Go through the data and copy every line exactly, but not the images.

--- start Records supplied ---

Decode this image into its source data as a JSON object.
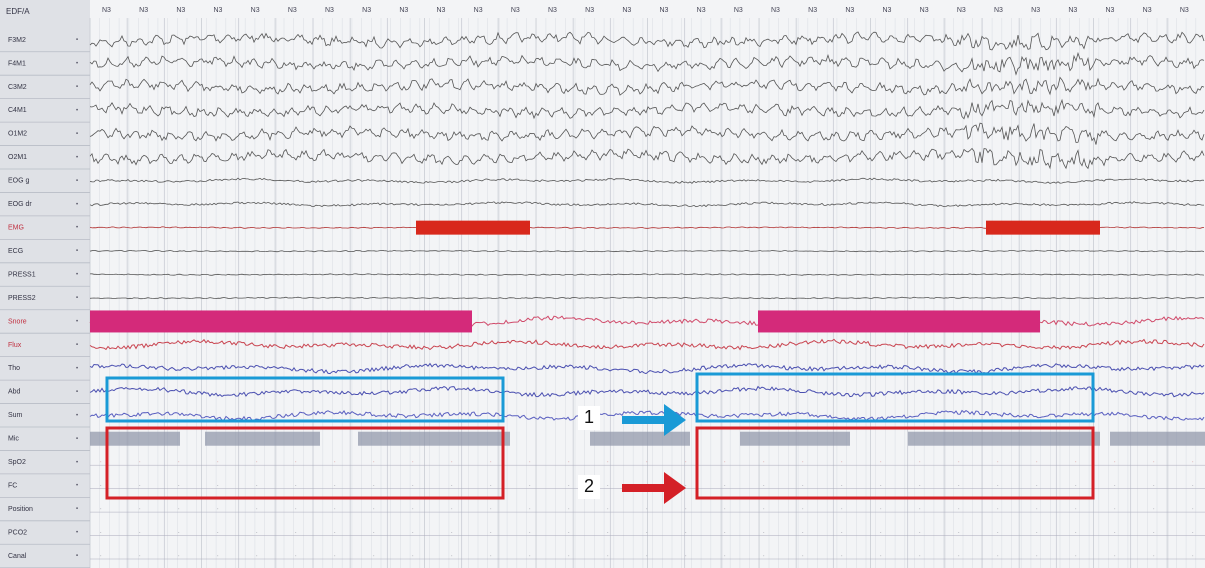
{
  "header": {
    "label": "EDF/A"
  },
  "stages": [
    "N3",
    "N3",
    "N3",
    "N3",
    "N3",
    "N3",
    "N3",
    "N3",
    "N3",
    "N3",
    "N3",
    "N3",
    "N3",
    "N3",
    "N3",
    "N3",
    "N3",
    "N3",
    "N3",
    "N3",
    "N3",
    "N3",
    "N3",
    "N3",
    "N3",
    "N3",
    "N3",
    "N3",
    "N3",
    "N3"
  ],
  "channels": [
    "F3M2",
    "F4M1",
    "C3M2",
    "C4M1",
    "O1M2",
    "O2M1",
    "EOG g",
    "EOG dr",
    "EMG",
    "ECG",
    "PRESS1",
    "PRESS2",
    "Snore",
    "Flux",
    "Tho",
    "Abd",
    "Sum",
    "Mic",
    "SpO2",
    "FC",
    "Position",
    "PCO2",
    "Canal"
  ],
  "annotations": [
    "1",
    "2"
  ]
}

--- end Records supplied ---

- _Response below_:
Decode this image into its source data as a JSON object.
{
  "header": {
    "label": "EDF/A"
  },
  "stages": [
    "N3",
    "N3",
    "N3",
    "N3",
    "N3",
    "N3",
    "N3",
    "N3",
    "N3",
    "N3",
    "N3",
    "N3",
    "N3",
    "N3",
    "N3",
    "N3",
    "N3",
    "N3",
    "N3",
    "N3",
    "N3",
    "N3",
    "N3",
    "N3",
    "N3",
    "N3",
    "N3",
    "N3",
    "N3",
    "N3"
  ],
  "channels": [
    "F3M2",
    "F4M1",
    "C3M2",
    "C4M1",
    "O1M2",
    "O2M1",
    "EOG g",
    "EOG dr",
    "EMG",
    "ECG",
    "PRESS1",
    "PRESS2",
    "Snore",
    "Flux",
    "Tho",
    "Abd",
    "Sum",
    "Mic",
    "SpO2",
    "FC",
    "Position",
    "PCO2",
    "Canal"
  ],
  "annotations": [
    "1",
    "2"
  ]
}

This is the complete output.